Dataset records

----

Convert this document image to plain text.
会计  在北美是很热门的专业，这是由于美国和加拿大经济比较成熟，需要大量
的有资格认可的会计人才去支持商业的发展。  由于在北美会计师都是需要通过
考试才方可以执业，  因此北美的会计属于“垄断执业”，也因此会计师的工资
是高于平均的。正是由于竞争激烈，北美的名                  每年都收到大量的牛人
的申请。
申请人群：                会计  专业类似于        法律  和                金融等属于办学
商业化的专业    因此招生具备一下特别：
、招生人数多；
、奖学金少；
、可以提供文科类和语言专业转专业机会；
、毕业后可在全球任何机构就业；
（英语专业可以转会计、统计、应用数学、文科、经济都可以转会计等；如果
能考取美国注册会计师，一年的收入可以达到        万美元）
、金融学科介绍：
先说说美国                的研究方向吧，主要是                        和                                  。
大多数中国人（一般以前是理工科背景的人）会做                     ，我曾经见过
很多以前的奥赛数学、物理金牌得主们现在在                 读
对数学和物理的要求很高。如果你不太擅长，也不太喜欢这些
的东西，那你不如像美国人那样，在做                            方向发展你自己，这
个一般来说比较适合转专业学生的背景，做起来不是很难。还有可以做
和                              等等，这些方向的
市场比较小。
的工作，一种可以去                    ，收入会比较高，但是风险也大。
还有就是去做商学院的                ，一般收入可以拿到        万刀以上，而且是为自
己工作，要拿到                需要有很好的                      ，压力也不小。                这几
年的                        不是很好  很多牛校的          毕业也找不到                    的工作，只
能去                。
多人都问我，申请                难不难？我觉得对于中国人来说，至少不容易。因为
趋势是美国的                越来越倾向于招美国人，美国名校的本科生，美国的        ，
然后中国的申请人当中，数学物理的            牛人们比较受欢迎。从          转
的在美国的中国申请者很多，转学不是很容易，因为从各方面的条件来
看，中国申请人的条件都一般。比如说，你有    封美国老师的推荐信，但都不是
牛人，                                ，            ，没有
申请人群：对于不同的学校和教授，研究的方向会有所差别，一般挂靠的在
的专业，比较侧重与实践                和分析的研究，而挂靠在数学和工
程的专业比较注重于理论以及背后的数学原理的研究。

----

[WHAT YOU ARE ASKED TO DO] Your task is to collect every line above that contains the word "申请人群".

[ANSWER TO THE TASK]
申请人群：                会计  专业类似于        法律  和                金融等属于办学
申请人群：对于不同的学校和教授，研究的方向会有所差别，一般挂靠的在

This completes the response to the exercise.